# Task instructions
Exact repetition is required: output every record in full.

=== Listed entries ===

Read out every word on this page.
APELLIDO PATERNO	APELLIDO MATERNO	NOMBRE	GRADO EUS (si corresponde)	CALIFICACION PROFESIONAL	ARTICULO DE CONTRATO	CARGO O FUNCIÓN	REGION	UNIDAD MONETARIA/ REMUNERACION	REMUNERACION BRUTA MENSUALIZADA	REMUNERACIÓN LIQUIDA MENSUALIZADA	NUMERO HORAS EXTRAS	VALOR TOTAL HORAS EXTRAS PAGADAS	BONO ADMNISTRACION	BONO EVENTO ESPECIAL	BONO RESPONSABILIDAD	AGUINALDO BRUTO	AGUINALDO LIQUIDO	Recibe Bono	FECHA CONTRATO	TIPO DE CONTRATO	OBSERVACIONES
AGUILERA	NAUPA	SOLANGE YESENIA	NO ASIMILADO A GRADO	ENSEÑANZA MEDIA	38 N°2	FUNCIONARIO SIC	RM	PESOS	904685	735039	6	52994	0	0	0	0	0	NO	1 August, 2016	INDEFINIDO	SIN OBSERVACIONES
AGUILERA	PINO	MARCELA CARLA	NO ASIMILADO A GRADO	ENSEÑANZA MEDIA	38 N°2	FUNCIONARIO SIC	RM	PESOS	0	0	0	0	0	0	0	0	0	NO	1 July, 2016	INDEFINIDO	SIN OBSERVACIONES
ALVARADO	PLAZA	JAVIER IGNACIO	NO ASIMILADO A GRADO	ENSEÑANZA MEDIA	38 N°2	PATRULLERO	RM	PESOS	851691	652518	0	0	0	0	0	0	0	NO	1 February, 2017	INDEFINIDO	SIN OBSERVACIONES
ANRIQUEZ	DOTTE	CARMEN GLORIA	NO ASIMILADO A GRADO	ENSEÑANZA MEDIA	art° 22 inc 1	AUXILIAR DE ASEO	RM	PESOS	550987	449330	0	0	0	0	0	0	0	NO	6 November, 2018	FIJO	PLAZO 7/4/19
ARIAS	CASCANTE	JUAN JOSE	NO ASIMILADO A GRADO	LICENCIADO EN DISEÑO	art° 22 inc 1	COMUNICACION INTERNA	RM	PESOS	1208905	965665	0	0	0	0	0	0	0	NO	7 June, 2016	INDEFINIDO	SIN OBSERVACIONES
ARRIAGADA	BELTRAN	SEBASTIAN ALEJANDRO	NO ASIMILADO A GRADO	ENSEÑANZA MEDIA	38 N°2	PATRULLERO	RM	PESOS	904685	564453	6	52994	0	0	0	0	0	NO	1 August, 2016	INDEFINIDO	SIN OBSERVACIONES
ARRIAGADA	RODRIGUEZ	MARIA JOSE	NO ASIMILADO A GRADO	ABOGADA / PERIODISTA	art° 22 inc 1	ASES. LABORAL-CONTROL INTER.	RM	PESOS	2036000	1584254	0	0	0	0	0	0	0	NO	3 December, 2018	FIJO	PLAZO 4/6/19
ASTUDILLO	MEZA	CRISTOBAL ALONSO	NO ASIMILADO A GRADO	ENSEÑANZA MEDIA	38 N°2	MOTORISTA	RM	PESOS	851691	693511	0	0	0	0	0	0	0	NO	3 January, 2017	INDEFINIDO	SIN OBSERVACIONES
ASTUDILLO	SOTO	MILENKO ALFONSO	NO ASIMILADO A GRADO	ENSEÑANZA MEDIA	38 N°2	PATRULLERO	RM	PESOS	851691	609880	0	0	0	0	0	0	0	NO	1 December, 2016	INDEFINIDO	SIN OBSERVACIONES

===

# The solution
Read out every word on this page.
APELLIDO PATERNO	APELLIDO MATERNO	NOMBRE	GRADO EUS (si corresponde)	CALIFICACION PROFESIONAL	ARTICULO DE CONTRATO	CARGO O FUNCIÓN	REGION	UNIDAD MONETARIA/ REMUNERACION	REMUNERACION BRUTA MENSUALIZADA	REMUNERACIÓN LIQUIDA MENSUALIZADA	NUMERO HORAS EXTRAS	VALOR TOTAL HORAS EXTRAS PAGADAS	BONO ADMNISTRACION	BONO EVENTO ESPECIAL	BONO RESPONSABILIDAD	AGUINALDO BRUTO	AGUINALDO LIQUIDO	Recibe Bono	FECHA CONTRATO	TIPO DE CONTRATO	OBSERVACIONES
AGUILERA	NAUPA	SOLANGE YESENIA	NO ASIMILADO A GRADO	ENSEÑANZA MEDIA	38 N°2	FUNCIONARIO SIC	RM	PESOS	904685	735039	6	52994	0	0	0	0	0	NO	1 August, 2016	INDEFINIDO	SIN OBSERVACIONES
AGUILERA	PINO	MARCELA CARLA	NO ASIMILADO A GRADO	ENSEÑANZA MEDIA	38 N°2	FUNCIONARIO SIC	RM	PESOS	0	0	0	0	0	0	0	0	0	NO	1 July, 2016	INDEFINIDO	SIN OBSERVACIONES
ALVARADO	PLAZA	JAVIER IGNACIO	NO ASIMILADO A GRADO	ENSEÑANZA MEDIA	38 N°2	PATRULLERO	RM	PESOS	851691	652518	0	0	0	0	0	0	0	NO	1 February, 2017	INDEFINIDO	SIN OBSERVACIONES
ANRIQUEZ	DOTTE	CARMEN GLORIA	NO ASIMILADO A GRADO	ENSEÑANZA MEDIA	art° 22 inc 1	AUXILIAR DE ASEO	RM	PESOS	550987	449330	0	0	0	0	0	0	0	NO	6 November, 2018	FIJO	PLAZO 7/4/19
ARIAS	CASCANTE	JUAN JOSE	NO ASIMILADO A GRADO	LICENCIADO EN DISEÑO	art° 22 inc 1	COMUNICACION INTERNA	RM	PESOS	1208905	965665	0	0	0	0	0	0	0	NO	7 June, 2016	INDEFINIDO	SIN OBSERVACIONES
ARRIAGADA	BELTRAN	SEBASTIAN ALEJANDRO	NO ASIMILADO A GRADO	ENSEÑANZA MEDIA	38 N°2	PATRULLERO	RM	PESOS	904685	564453	6	52994	0	0	0	0	0	NO	1 August, 2016	INDEFINIDO	SIN OBSERVACIONES
ARRIAGADA	RODRIGUEZ	MARIA JOSE	NO ASIMILADO A GRADO	ABOGADA / PERIODISTA	art° 22 inc 1	ASES. LABORAL-CONTROL INTER.	RM	PESOS	2036000	1584254	0	0	0	0	0	0	0	NO	3 December, 2018	FIJO	PLAZO 4/6/19
ASTUDILLO	MEZA	CRISTOBAL ALONSO	NO ASIMILADO A GRADO	ENSEÑANZA MEDIA	38 N°2	MOTORISTA	RM	PESOS	851691	693511	0	0	0	0	0	0	0	NO	3 January, 2017	INDEFINIDO	SIN OBSERVACIONES
ASTUDILLO	SOTO	MILENKO ALFONSO	NO ASIMILADO A GRADO	ENSEÑANZA MEDIA	38 N°2	PATRULLERO	RM	PESOS	851691	609880	0	0	0	0	0	0	0	NO	1 December, 2016	INDEFINIDO	SIN OBSERVACIONES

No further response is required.